[Given exercise] Reproduce the full listing that appears beneath this instruction exactly.

--------------------

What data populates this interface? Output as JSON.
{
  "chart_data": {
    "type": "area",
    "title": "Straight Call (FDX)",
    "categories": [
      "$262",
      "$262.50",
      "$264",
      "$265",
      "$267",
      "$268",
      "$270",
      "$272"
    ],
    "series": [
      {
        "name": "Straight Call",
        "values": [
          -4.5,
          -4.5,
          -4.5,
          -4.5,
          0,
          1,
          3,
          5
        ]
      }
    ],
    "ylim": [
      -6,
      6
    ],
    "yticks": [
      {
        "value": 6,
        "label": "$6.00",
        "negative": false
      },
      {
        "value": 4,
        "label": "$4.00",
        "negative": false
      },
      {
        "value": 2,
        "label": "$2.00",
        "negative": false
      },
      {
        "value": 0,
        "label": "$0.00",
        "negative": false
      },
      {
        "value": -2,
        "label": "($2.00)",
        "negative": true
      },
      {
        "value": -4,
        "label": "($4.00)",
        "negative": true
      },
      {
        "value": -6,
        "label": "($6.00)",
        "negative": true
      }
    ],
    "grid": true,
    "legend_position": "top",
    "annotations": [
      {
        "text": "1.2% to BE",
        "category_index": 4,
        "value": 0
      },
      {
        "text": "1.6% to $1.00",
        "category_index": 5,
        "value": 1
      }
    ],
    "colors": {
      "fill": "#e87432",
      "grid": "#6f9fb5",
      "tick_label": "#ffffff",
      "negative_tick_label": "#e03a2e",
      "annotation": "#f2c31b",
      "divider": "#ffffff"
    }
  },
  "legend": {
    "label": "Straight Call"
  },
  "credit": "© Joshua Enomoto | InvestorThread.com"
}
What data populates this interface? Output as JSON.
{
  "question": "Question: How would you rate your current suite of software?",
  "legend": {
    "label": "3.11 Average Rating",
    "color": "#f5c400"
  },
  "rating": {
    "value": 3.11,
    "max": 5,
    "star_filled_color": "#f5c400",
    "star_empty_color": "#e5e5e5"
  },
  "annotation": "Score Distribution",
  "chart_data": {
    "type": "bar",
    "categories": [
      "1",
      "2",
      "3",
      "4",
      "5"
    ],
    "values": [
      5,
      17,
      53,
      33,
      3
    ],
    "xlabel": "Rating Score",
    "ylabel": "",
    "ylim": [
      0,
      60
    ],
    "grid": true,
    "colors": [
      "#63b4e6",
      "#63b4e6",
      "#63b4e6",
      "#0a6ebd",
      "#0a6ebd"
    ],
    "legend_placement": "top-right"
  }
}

--------------------

[Exercise solution]
What data populates this interface? Output as JSON.
{
  "chart_data": {
    "type": "area",
    "title": "Straight Call (FDX)",
    "categories": [
      "$262",
      "$262.50",
      "$264",
      "$265",
      "$267",
      "$268",
      "$270",
      "$272"
    ],
    "series": [
      {
        "name": "Straight Call",
        "values": [
          -4.5,
          -4.5,
          -4.5,
          -4.5,
          0,
          1,
          3,
          5
        ]
      }
    ],
    "ylim": [
      -6,
      6
    ],
    "yticks": [
      {
        "value": 6,
        "label": "$6.00",
        "negative": false
      },
      {
        "value": 4,
        "label": "$4.00",
        "negative": false
      },
      {
        "value": 2,
        "label": "$2.00",
        "negative": false
      },
      {
        "value": 0,
        "label": "$0.00",
        "negative": false
      },
      {
        "value": -2,
        "label": "($2.00)",
        "negative": true
      },
      {
        "value": -4,
        "label": "($4.00)",
        "negative": true
      },
      {
        "value": -6,
        "label": "($6.00)",
        "negative": true
      }
    ],
    "grid": true,
    "legend_position": "top",
    "annotations": [
      {
        "text": "1.2% to BE",
        "category_index": 4,
        "value": 0
      },
      {
        "text": "1.6% to $1.00",
        "category_index": 5,
        "value": 1
      }
    ],
    "colors": {
      "fill": "#e87432",
      "grid": "#6f9fb5",
      "tick_label": "#ffffff",
      "negative_tick_label": "#e03a2e",
      "annotation": "#f2c31b",
      "divider": "#ffffff"
    }
  },
  "legend": {
    "label": "Straight Call"
  },
  "credit": "© Joshua Enomoto | InvestorThread.com"
}
What data populates this interface? Output as JSON.
{
  "question": "Question: How would you rate your current suite of software?",
  "legend": {
    "label": "3.11 Average Rating",
    "color": "#f5c400"
  },
  "rating": {
    "value": 3.11,
    "max": 5,
    "star_filled_color": "#f5c400",
    "star_empty_color": "#e5e5e5"
  },
  "annotation": "Score Distribution",
  "chart_data": {
    "type": "bar",
    "categories": [
      "1",
      "2",
      "3",
      "4",
      "5"
    ],
    "values": [
      5,
      17,
      53,
      33,
      3
    ],
    "xlabel": "Rating Score",
    "ylabel": "",
    "ylim": [
      0,
      60
    ],
    "grid": true,
    "colors": [
      "#63b4e6",
      "#63b4e6",
      "#63b4e6",
      "#0a6ebd",
      "#0a6ebd"
    ],
    "legend_placement": "top-right"
  }
}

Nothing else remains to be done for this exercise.